### Exercise details
Provide an exact copy of the data, excluding the images.

### Provided entries
++++
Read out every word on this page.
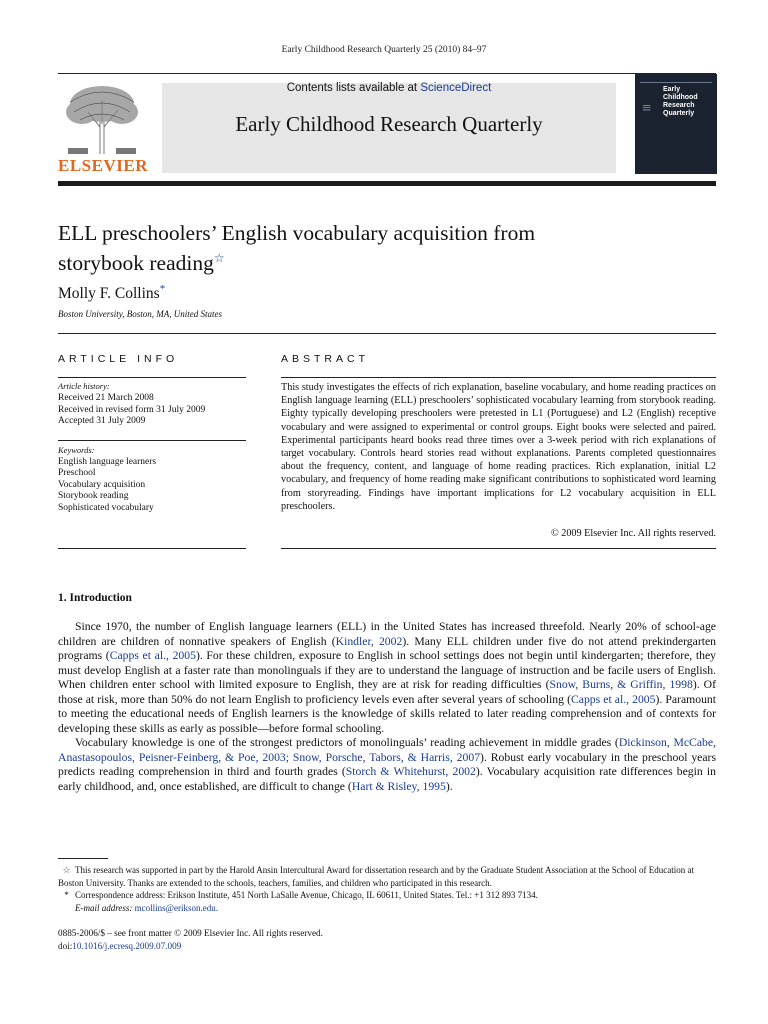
Early Childhood Research Quarterly 25 (2010) 84–97
ELSEVIER
Contents lists available at ScienceDirect
Early Childhood Research Quarterly
Early
Childhood
Research
Quarterly
≡
ELL preschoolers’ English vocabulary acquisition from
storybook reading☆
Molly F. Collins*
Boston University, Boston, MA, United States
ARTICLE INFO	ABSTRACT
Article history:
Received 21 March 2008
Received in revised form 31 July 2009
Accepted 31 July 2009
Keywords:
English language learners
Preschool
Vocabulary acquisition
Storybook reading
Sophisticated vocabulary
This study investigates the effects of rich explanation, baseline vocabulary, and home reading practices on English language learning (ELL) preschoolers’ sophisticated vocabulary learning from storybook reading. Eighty typically developing preschoolers were pretested in L1 (Portuguese) and L2 (English) receptive vocabulary and were assigned to experimental or control groups. Eight books were selected and paired. Experimental participants heard books read three times over a 3-week period with rich explanations of target vocabulary. Controls heard stories read without explanations. Parents completed questionnaires about the frequency, content, and language of home reading practices. Rich explanation, initial L2 vocabulary, and frequency of home reading make significant contributions to sophisticated word learning from storyreading. Findings have important implications for L2 vocabulary acquisition in ELL preschoolers.
© 2009 Elsevier Inc. All rights reserved.
1. Introduction

Since 1970, the number of English language learners (ELL) in the United States has increased threefold. Nearly 20% of school-age children are children of nonnative speakers of English (Kindler, 2002). Many ELL children under five do not attend prekindergarten programs (Capps et al., 2005). For these children, exposure to English in school settings does not begin until kindergarten; therefore, they must develop English at a faster rate than monolinguals if they are to understand the language of instruction and be facile users of English. When children enter school with limited exposure to English, they are at risk for reading difficulties (Snow, Burns, & Griffin, 1998). Of those at risk, more than 50% do not learn English to proficiency levels even after several years of schooling (Capps et al., 2005). Paramount to meeting the educational needs of English learners is the knowledge of skills related to later reading comprehension and of contexts for developing these skills as early as possible—before formal schooling.

Vocabulary knowledge is one of the strongest predictors of monolinguals’ reading achievement in middle grades (Dickinson, McCabe, Anastasopoulos, Peisner-Feinberg, & Poe, 2003; Snow, Porsche, Tabors, & Harris, 2007). Robust early vocabulary in the preschool years predicts reading comprehension in third and fourth grades (Storch & Whitehurst, 2002). Vocabulary acquisition rate differences begin in early childhood, and, once established, are difficult to change (Hart & Risley, 1995).

☆ This research was supported in part by the Harold Ansin Intercultural Award for dissertation research and by the Graduate Student Association at the School of Education at Boston University. Thanks are extended to the schools, teachers, families, and children who participated in this research.

* Correspondence address: Erikson Institute, 451 North LaSalle Avenue, Chicago, IL 60611, United States. Tel.: +1 312 893 7134.

E-mail address: mcollins@erikson.edu.

0885-2006/$ – see front matter © 2009 Elsevier Inc. All rights reserved.
doi:10.1016/j.ecresq.2009.07.009
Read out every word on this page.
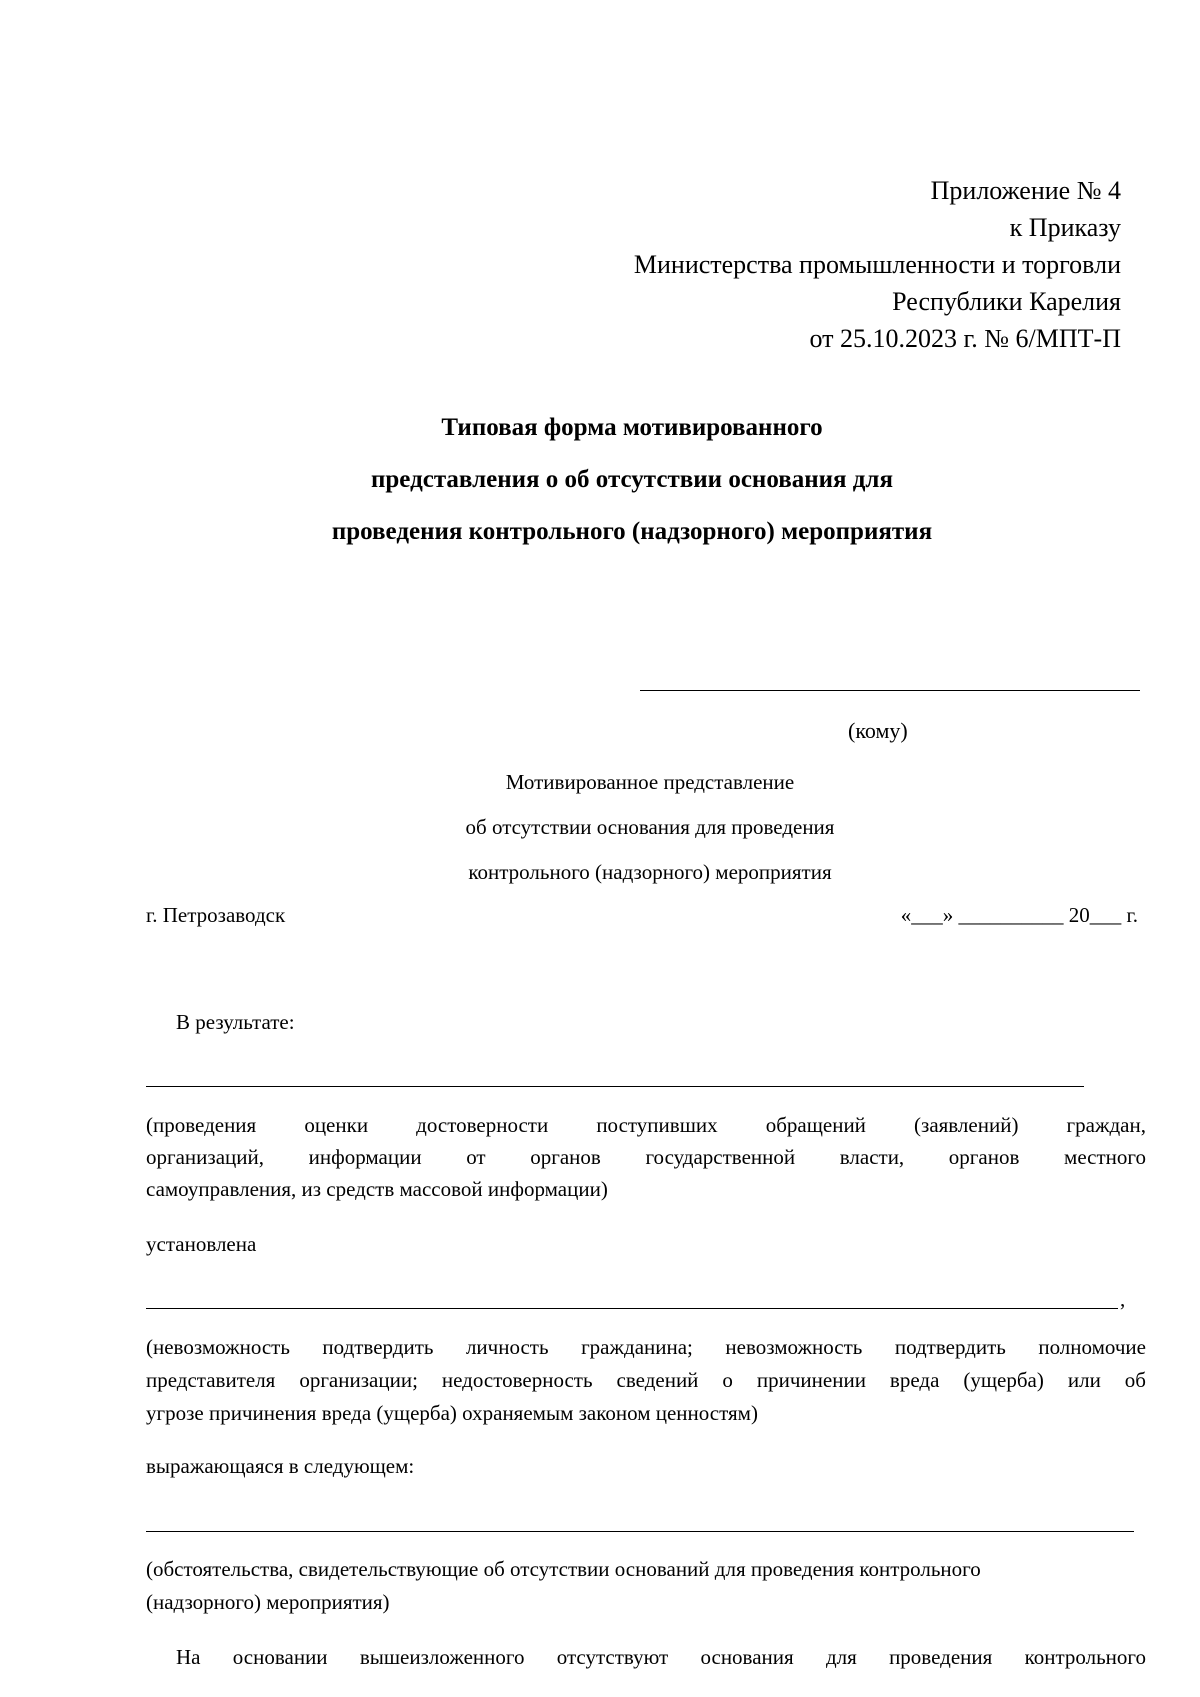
Приложение № 4
к Приказу
Министерства промышленности и торговли
Республики Карелия
от 25.10.2023 г. № 6/МПТ-П
Типовая форма мотивированного
представления о об отсутствии основания для
проведения контрольного (надзорного) мероприятия
(кому)
Мотивированное представление
об отсутствии основания для проведения
контрольного (надзорного) мероприятия
г. Петрозаводск	«___» __________ 20___ г.
В результате:
(проведения оценки достоверности поступивших обращений (заявлений) граждан,
организаций, информации от органов государственной власти, органов местного
самоуправления, из средств массовой информации)
установлена
,
(невозможность подтвердить личность гражданина; невозможность подтвердить полномочие
представителя организации; недостоверность сведений о причинении вреда (ущерба) или об
угрозе причинения вреда (ущерба) охраняемым законом ценностям)
выражающаяся в следующем:
(обстоятельства, свидетельствующие об отсутствии оснований для проведения контрольного
(надзорного) мероприятия)
На основании вышеизложенного отсутствуют основания для проведения контрольного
++++
### Full solution
Read out every word on this page.
Early Childhood Research Quarterly 25 (2010) 84–97
ELSEVIER
Contents lists available at ScienceDirect
Early Childhood Research Quarterly
Early
Childhood
Research
Quarterly
≡
ELL preschoolers’ English vocabulary acquisition from
storybook reading☆
Molly F. Collins*
Boston University, Boston, MA, United States
ARTICLE INFO	ABSTRACT
Article history:
Received 21 March 2008
Received in revised form 31 July 2009
Accepted 31 July 2009
Keywords:
English language learners
Preschool
Vocabulary acquisition
Storybook reading
Sophisticated vocabulary
This study investigates the effects of rich explanation, baseline vocabulary, and home reading practices on English language learning (ELL) preschoolers’ sophisticated vocabulary learning from storybook reading. Eighty typically developing preschoolers were pretested in L1 (Portuguese) and L2 (English) receptive vocabulary and were assigned to experimental or control groups. Eight books were selected and paired. Experimental participants heard books read three times over a 3-week period with rich explanations of target vocabulary. Controls heard stories read without explanations. Parents completed questionnaires about the frequency, content, and language of home reading practices. Rich explanation, initial L2 vocabulary, and frequency of home reading make significant contributions to sophisticated word learning from storyreading. Findings have important implications for L2 vocabulary acquisition in ELL preschoolers.
© 2009 Elsevier Inc. All rights reserved.
1. Introduction

Since 1970, the number of English language learners (ELL) in the United States has increased threefold. Nearly 20% of school-age children are children of nonnative speakers of English (Kindler, 2002). Many ELL children under five do not attend prekindergarten programs (Capps et al., 2005). For these children, exposure to English in school settings does not begin until kindergarten; therefore, they must develop English at a faster rate than monolinguals if they are to understand the language of instruction and be facile users of English. When children enter school with limited exposure to English, they are at risk for reading difficulties (Snow, Burns, & Griffin, 1998). Of those at risk, more than 50% do not learn English to proficiency levels even after several years of schooling (Capps et al., 2005). Paramount to meeting the educational needs of English learners is the knowledge of skills related to later reading comprehension and of contexts for developing these skills as early as possible—before formal schooling.

Vocabulary knowledge is one of the strongest predictors of monolinguals’ reading achievement in middle grades (Dickinson, McCabe, Anastasopoulos, Peisner-Feinberg, & Poe, 2003; Snow, Porsche, Tabors, & Harris, 2007). Robust early vocabulary in the preschool years predicts reading comprehension in third and fourth grades (Storch & Whitehurst, 2002). Vocabulary acquisition rate differences begin in early childhood, and, once established, are difficult to change (Hart & Risley, 1995).

☆ This research was supported in part by the Harold Ansin Intercultural Award for dissertation research and by the Graduate Student Association at the School of Education at Boston University. Thanks are extended to the schools, teachers, families, and children who participated in this research.

* Correspondence address: Erikson Institute, 451 North LaSalle Avenue, Chicago, IL 60611, United States. Tel.: +1 312 893 7134.

E-mail address: mcollins@erikson.edu.

0885-2006/$ – see front matter © 2009 Elsevier Inc. All rights reserved.
doi:10.1016/j.ecresq.2009.07.009
Read out every word on this page.
Приложение № 4
к Приказу
Министерства промышленности и торговли
Республики Карелия
от 25.10.2023 г. № 6/МПТ-П
Типовая форма мотивированного
представления о об отсутствии основания для
проведения контрольного (надзорного) мероприятия
(кому)
Мотивированное представление
об отсутствии основания для проведения
контрольного (надзорного) мероприятия
г. Петрозаводск	«___» __________ 20___ г.
В результате:
(проведения оценки достоверности поступивших обращений (заявлений) граждан,
организаций, информации от органов государственной власти, органов местного
самоуправления, из средств массовой информации)
установлена
,
(невозможность подтвердить личность гражданина; невозможность подтвердить полномочие
представителя организации; недостоверность сведений о причинении вреда (ущерба) или об
угрозе причинения вреда (ущерба) охраняемым законом ценностям)
выражающаяся в следующем:
(обстоятельства, свидетельствующие об отсутствии оснований для проведения контрольного
(надзорного) мероприятия)
На основании вышеизложенного отсутствуют основания для проведения контрольного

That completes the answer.